▸ **Task statement**
Below you will find a set of lines. Repeat them all exactly.

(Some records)

____

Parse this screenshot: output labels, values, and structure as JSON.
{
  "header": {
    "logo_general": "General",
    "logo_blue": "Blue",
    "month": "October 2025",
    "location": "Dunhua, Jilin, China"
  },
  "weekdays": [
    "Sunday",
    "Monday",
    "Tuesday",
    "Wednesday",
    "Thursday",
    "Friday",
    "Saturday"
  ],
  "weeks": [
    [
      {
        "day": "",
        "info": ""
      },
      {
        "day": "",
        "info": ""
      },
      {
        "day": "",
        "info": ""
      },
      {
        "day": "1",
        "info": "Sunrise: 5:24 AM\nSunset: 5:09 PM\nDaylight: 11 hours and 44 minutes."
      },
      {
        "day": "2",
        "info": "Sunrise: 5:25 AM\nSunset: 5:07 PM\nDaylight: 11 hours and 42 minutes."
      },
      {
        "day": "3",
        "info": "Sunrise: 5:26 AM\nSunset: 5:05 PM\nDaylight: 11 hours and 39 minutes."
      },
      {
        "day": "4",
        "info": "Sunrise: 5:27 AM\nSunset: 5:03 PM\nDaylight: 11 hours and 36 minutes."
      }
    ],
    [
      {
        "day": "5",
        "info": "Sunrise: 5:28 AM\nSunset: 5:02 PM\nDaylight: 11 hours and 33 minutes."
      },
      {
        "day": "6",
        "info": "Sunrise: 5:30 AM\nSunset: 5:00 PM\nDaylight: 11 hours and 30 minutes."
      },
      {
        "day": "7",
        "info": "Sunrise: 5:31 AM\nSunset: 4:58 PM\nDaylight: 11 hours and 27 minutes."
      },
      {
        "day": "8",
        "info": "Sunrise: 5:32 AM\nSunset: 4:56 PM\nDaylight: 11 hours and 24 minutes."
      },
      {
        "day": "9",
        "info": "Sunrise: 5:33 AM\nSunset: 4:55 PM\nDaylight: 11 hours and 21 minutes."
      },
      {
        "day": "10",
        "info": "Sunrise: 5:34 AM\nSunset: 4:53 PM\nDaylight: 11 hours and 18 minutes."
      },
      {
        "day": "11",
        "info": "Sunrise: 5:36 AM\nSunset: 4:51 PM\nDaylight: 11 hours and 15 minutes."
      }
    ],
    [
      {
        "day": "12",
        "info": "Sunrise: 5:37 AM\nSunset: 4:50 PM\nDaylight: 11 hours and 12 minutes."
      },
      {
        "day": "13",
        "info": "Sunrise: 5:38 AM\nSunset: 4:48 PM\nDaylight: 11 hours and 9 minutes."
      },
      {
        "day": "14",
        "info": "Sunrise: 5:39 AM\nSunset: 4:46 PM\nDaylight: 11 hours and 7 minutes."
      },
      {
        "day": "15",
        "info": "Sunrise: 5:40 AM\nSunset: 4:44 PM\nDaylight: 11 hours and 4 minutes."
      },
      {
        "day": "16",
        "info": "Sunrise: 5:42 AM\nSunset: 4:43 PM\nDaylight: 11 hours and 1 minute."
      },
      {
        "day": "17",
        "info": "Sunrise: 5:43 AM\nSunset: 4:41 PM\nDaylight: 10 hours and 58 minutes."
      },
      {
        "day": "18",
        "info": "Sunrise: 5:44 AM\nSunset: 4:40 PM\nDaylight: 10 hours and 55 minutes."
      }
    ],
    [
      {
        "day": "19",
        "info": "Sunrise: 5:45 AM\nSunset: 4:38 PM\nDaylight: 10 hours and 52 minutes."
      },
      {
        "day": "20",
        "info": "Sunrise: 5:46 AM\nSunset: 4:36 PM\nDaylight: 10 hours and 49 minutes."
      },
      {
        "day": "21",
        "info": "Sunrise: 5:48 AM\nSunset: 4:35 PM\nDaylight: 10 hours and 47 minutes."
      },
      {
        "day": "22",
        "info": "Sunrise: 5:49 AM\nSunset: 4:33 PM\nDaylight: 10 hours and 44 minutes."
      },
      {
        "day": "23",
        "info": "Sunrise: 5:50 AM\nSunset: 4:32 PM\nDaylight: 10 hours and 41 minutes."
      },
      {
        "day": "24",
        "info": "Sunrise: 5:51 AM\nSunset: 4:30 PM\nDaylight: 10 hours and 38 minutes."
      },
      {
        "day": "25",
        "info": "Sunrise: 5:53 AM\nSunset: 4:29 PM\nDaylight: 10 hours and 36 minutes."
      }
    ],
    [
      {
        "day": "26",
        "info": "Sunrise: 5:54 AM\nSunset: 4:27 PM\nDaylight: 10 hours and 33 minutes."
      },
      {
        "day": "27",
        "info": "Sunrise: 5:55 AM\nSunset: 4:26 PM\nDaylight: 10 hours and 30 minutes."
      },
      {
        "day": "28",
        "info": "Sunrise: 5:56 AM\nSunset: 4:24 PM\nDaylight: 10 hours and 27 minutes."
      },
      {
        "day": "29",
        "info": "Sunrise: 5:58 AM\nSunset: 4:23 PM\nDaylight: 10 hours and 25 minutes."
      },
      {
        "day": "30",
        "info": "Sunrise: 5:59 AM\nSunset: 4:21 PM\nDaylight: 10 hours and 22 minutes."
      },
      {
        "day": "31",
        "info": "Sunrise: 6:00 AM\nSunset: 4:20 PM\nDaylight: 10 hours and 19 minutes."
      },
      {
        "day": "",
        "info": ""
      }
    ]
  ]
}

____

▸ **Response to this task**
Parse this screenshot: output labels, values, and structure as JSON.
{
  "header": {
    "logo_general": "General",
    "logo_blue": "Blue",
    "month": "October 2025",
    "location": "Dunhua, Jilin, China"
  },
  "weekdays": [
    "Sunday",
    "Monday",
    "Tuesday",
    "Wednesday",
    "Thursday",
    "Friday",
    "Saturday"
  ],
  "weeks": [
    [
      {
        "day": "",
        "info": ""
      },
      {
        "day": "",
        "info": ""
      },
      {
        "day": "",
        "info": ""
      },
      {
        "day": "1",
        "info": "Sunrise: 5:24 AM\nSunset: 5:09 PM\nDaylight: 11 hours and 44 minutes."
      },
      {
        "day": "2",
        "info": "Sunrise: 5:25 AM\nSunset: 5:07 PM\nDaylight: 11 hours and 42 minutes."
      },
      {
        "day": "3",
        "info": "Sunrise: 5:26 AM\nSunset: 5:05 PM\nDaylight: 11 hours and 39 minutes."
      },
      {
        "day": "4",
        "info": "Sunrise: 5:27 AM\nSunset: 5:03 PM\nDaylight: 11 hours and 36 minutes."
      }
    ],
    [
      {
        "day": "5",
        "info": "Sunrise: 5:28 AM\nSunset: 5:02 PM\nDaylight: 11 hours and 33 minutes."
      },
      {
        "day": "6",
        "info": "Sunrise: 5:30 AM\nSunset: 5:00 PM\nDaylight: 11 hours and 30 minutes."
      },
      {
        "day": "7",
        "info": "Sunrise: 5:31 AM\nSunset: 4:58 PM\nDaylight: 11 hours and 27 minutes."
      },
      {
        "day": "8",
        "info": "Sunrise: 5:32 AM\nSunset: 4:56 PM\nDaylight: 11 hours and 24 minutes."
      },
      {
        "day": "9",
        "info": "Sunrise: 5:33 AM\nSunset: 4:55 PM\nDaylight: 11 hours and 21 minutes."
      },
      {
        "day": "10",
        "info": "Sunrise: 5:34 AM\nSunset: 4:53 PM\nDaylight: 11 hours and 18 minutes."
      },
      {
        "day": "11",
        "info": "Sunrise: 5:36 AM\nSunset: 4:51 PM\nDaylight: 11 hours and 15 minutes."
      }
    ],
    [
      {
        "day": "12",
        "info": "Sunrise: 5:37 AM\nSunset: 4:50 PM\nDaylight: 11 hours and 12 minutes."
      },
      {
        "day": "13",
        "info": "Sunrise: 5:38 AM\nSunset: 4:48 PM\nDaylight: 11 hours and 9 minutes."
      },
      {
        "day": "14",
        "info": "Sunrise: 5:39 AM\nSunset: 4:46 PM\nDaylight: 11 hours and 7 minutes."
      },
      {
        "day": "15",
        "info": "Sunrise: 5:40 AM\nSunset: 4:44 PM\nDaylight: 11 hours and 4 minutes."
      },
      {
        "day": "16",
        "info": "Sunrise: 5:42 AM\nSunset: 4:43 PM\nDaylight: 11 hours and 1 minute."
      },
      {
        "day": "17",
        "info": "Sunrise: 5:43 AM\nSunset: 4:41 PM\nDaylight: 10 hours and 58 minutes."
      },
      {
        "day": "18",
        "info": "Sunrise: 5:44 AM\nSunset: 4:40 PM\nDaylight: 10 hours and 55 minutes."
      }
    ],
    [
      {
        "day": "19",
        "info": "Sunrise: 5:45 AM\nSunset: 4:38 PM\nDaylight: 10 hours and 52 minutes."
      },
      {
        "day": "20",
        "info": "Sunrise: 5:46 AM\nSunset: 4:36 PM\nDaylight: 10 hours and 49 minutes."
      },
      {
        "day": "21",
        "info": "Sunrise: 5:48 AM\nSunset: 4:35 PM\nDaylight: 10 hours and 47 minutes."
      },
      {
        "day": "22",
        "info": "Sunrise: 5:49 AM\nSunset: 4:33 PM\nDaylight: 10 hours and 44 minutes."
      },
      {
        "day": "23",
        "info": "Sunrise: 5:50 AM\nSunset: 4:32 PM\nDaylight: 10 hours and 41 minutes."
      },
      {
        "day": "24",
        "info": "Sunrise: 5:51 AM\nSunset: 4:30 PM\nDaylight: 10 hours and 38 minutes."
      },
      {
        "day": "25",
        "info": "Sunrise: 5:53 AM\nSunset: 4:29 PM\nDaylight: 10 hours and 36 minutes."
      }
    ],
    [
      {
        "day": "26",
        "info": "Sunrise: 5:54 AM\nSunset: 4:27 PM\nDaylight: 10 hours and 33 minutes."
      },
      {
        "day": "27",
        "info": "Sunrise: 5:55 AM\nSunset: 4:26 PM\nDaylight: 10 hours and 30 minutes."
      },
      {
        "day": "28",
        "info": "Sunrise: 5:56 AM\nSunset: 4:24 PM\nDaylight: 10 hours and 27 minutes."
      },
      {
        "day": "29",
        "info": "Sunrise: 5:58 AM\nSunset: 4:23 PM\nDaylight: 10 hours and 25 minutes."
      },
      {
        "day": "30",
        "info": "Sunrise: 5:59 AM\nSunset: 4:21 PM\nDaylight: 10 hours and 22 minutes."
      },
      {
        "day": "31",
        "info": "Sunrise: 6:00 AM\nSunset: 4:20 PM\nDaylight: 10 hours and 19 minutes."
      },
      {
        "day": "",
        "info": ""
      }
    ]
  ]
}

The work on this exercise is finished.